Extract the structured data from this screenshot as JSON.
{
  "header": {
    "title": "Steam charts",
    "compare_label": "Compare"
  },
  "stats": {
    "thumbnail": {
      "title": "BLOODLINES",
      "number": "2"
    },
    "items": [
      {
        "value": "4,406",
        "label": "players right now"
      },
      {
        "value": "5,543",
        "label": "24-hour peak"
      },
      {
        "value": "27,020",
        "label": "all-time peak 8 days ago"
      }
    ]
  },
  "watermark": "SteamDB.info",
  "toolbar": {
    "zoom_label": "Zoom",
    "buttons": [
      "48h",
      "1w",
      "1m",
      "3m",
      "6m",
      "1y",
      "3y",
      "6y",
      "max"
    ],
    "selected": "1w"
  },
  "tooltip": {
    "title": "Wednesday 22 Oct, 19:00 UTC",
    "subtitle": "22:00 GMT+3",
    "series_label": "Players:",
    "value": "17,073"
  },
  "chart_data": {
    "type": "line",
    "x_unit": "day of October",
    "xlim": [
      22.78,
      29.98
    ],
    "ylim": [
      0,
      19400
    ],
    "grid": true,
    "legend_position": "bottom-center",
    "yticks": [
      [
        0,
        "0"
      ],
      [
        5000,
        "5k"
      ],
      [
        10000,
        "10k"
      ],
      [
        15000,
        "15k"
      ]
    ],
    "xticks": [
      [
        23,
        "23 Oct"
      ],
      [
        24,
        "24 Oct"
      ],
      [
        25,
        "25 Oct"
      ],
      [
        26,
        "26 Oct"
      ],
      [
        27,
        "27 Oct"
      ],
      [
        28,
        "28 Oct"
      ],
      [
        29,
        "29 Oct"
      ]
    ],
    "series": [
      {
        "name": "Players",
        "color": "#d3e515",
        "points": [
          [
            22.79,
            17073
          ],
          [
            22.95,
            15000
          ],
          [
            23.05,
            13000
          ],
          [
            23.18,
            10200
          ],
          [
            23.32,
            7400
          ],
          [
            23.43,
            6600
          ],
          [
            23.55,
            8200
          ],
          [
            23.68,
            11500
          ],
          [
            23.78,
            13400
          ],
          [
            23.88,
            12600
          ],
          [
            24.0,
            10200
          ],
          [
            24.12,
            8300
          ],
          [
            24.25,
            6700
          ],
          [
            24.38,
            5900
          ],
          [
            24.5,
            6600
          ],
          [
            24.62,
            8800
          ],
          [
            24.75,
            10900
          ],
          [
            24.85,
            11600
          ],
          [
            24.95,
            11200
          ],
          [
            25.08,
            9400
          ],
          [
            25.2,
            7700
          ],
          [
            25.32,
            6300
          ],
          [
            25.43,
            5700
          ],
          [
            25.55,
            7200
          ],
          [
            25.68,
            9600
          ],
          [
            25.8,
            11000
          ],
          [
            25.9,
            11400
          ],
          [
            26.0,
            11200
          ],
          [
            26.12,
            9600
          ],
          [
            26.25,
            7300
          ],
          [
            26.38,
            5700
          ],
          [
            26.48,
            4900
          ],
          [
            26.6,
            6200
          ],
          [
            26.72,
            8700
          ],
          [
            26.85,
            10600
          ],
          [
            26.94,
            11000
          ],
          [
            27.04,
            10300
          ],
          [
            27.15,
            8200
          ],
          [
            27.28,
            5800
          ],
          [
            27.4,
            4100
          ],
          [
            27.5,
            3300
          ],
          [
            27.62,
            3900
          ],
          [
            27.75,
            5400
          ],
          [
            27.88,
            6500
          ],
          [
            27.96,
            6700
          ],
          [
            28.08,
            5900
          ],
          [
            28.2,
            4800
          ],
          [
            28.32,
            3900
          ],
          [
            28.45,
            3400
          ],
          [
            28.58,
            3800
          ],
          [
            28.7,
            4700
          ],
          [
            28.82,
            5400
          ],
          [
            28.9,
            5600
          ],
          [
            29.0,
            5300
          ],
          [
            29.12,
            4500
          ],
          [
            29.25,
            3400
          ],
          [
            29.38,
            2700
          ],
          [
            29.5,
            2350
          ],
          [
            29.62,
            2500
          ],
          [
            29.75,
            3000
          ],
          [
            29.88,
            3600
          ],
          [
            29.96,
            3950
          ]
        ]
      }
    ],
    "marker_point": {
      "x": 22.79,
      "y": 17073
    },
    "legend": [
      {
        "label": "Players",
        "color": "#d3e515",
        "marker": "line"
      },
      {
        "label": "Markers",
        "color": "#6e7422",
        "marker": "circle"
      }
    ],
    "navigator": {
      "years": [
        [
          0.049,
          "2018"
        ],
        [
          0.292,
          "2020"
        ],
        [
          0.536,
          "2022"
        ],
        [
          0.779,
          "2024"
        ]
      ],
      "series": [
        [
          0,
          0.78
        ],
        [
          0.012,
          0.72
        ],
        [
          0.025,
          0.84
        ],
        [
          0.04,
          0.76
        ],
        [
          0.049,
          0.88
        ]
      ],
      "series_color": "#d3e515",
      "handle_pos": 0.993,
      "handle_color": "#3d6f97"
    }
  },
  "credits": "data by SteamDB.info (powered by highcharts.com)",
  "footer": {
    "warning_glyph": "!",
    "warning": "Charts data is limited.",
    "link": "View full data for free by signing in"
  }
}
════
### TASK REQUIREMENTS
Output the lines above verbatim and in full.

### ANSWER TO THIS TASK
Extract the structured data from this screenshot as JSON.
{
  "header": {
    "title": "Steam charts",
    "compare_label": "Compare"
  },
  "stats": {
    "thumbnail": {
      "title": "BLOODLINES",
      "number": "2"
    },
    "items": [
      {
        "value": "4,406",
        "label": "players right now"
      },
      {
        "value": "5,543",
        "label": "24-hour peak"
      },
      {
        "value": "27,020",
        "label": "all-time peak 8 days ago"
      }
    ]
  },
  "watermark": "SteamDB.info",
  "toolbar": {
    "zoom_label": "Zoom",
    "buttons": [
      "48h",
      "1w",
      "1m",
      "3m",
      "6m",
      "1y",
      "3y",
      "6y",
      "max"
    ],
    "selected": "1w"
  },
  "tooltip": {
    "title": "Wednesday 22 Oct, 19:00 UTC",
    "subtitle": "22:00 GMT+3",
    "series_label": "Players:",
    "value": "17,073"
  },
  "chart_data": {
    "type": "line",
    "x_unit": "day of October",
    "xlim": [
      22.78,
      29.98
    ],
    "ylim": [
      0,
      19400
    ],
    "grid": true,
    "legend_position": "bottom-center",
    "yticks": [
      [
        0,
        "0"
      ],
      [
        5000,
        "5k"
      ],
      [
        10000,
        "10k"
      ],
      [
        15000,
        "15k"
      ]
    ],
    "xticks": [
      [
        23,
        "23 Oct"
      ],
      [
        24,
        "24 Oct"
      ],
      [
        25,
        "25 Oct"
      ],
      [
        26,
        "26 Oct"
      ],
      [
        27,
        "27 Oct"
      ],
      [
        28,
        "28 Oct"
      ],
      [
        29,
        "29 Oct"
      ]
    ],
    "series": [
      {
        "name": "Players",
        "color": "#d3e515",
        "points": [
          [
            22.79,
            17073
          ],
          [
            22.95,
            15000
          ],
          [
            23.05,
            13000
          ],
          [
            23.18,
            10200
          ],
          [
            23.32,
            7400
          ],
          [
            23.43,
            6600
          ],
          [
            23.55,
            8200
          ],
          [
            23.68,
            11500
          ],
          [
            23.78,
            13400
          ],
          [
            23.88,
            12600
          ],
          [
            24.0,
            10200
          ],
          [
            24.12,
            8300
          ],
          [
            24.25,
            6700
          ],
          [
            24.38,
            5900
          ],
          [
            24.5,
            6600
          ],
          [
            24.62,
            8800
          ],
          [
            24.75,
            10900
          ],
          [
            24.85,
            11600
          ],
          [
            24.95,
            11200
          ],
          [
            25.08,
            9400
          ],
          [
            25.2,
            7700
          ],
          [
            25.32,
            6300
          ],
          [
            25.43,
            5700
          ],
          [
            25.55,
            7200
          ],
          [
            25.68,
            9600
          ],
          [
            25.8,
            11000
          ],
          [
            25.9,
            11400
          ],
          [
            26.0,
            11200
          ],
          [
            26.12,
            9600
          ],
          [
            26.25,
            7300
          ],
          [
            26.38,
            5700
          ],
          [
            26.48,
            4900
          ],
          [
            26.6,
            6200
          ],
          [
            26.72,
            8700
          ],
          [
            26.85,
            10600
          ],
          [
            26.94,
            11000
          ],
          [
            27.04,
            10300
          ],
          [
            27.15,
            8200
          ],
          [
            27.28,
            5800
          ],
          [
            27.4,
            4100
          ],
          [
            27.5,
            3300
          ],
          [
            27.62,
            3900
          ],
          [
            27.75,
            5400
          ],
          [
            27.88,
            6500
          ],
          [
            27.96,
            6700
          ],
          [
            28.08,
            5900
          ],
          [
            28.2,
            4800
          ],
          [
            28.32,
            3900
          ],
          [
            28.45,
            3400
          ],
          [
            28.58,
            3800
          ],
          [
            28.7,
            4700
          ],
          [
            28.82,
            5400
          ],
          [
            28.9,
            5600
          ],
          [
            29.0,
            5300
          ],
          [
            29.12,
            4500
          ],
          [
            29.25,
            3400
          ],
          [
            29.38,
            2700
          ],
          [
            29.5,
            2350
          ],
          [
            29.62,
            2500
          ],
          [
            29.75,
            3000
          ],
          [
            29.88,
            3600
          ],
          [
            29.96,
            3950
          ]
        ]
      }
    ],
    "marker_point": {
      "x": 22.79,
      "y": 17073
    },
    "legend": [
      {
        "label": "Players",
        "color": "#d3e515",
        "marker": "line"
      },
      {
        "label": "Markers",
        "color": "#6e7422",
        "marker": "circle"
      }
    ],
    "navigator": {
      "years": [
        [
          0.049,
          "2018"
        ],
        [
          0.292,
          "2020"
        ],
        [
          0.536,
          "2022"
        ],
        [
          0.779,
          "2024"
        ]
      ],
      "series": [
        [
          0,
          0.78
        ],
        [
          0.012,
          0.72
        ],
        [
          0.025,
          0.84
        ],
        [
          0.04,
          0.76
        ],
        [
          0.049,
          0.88
        ]
      ],
      "series_color": "#d3e515",
      "handle_pos": 0.993,
      "handle_color": "#3d6f97"
    }
  },
  "credits": "data by SteamDB.info (powered by highcharts.com)",
  "footer": {
    "warning_glyph": "!",
    "warning": "Charts data is limited.",
    "link": "View full data for free by signing in"
  }
}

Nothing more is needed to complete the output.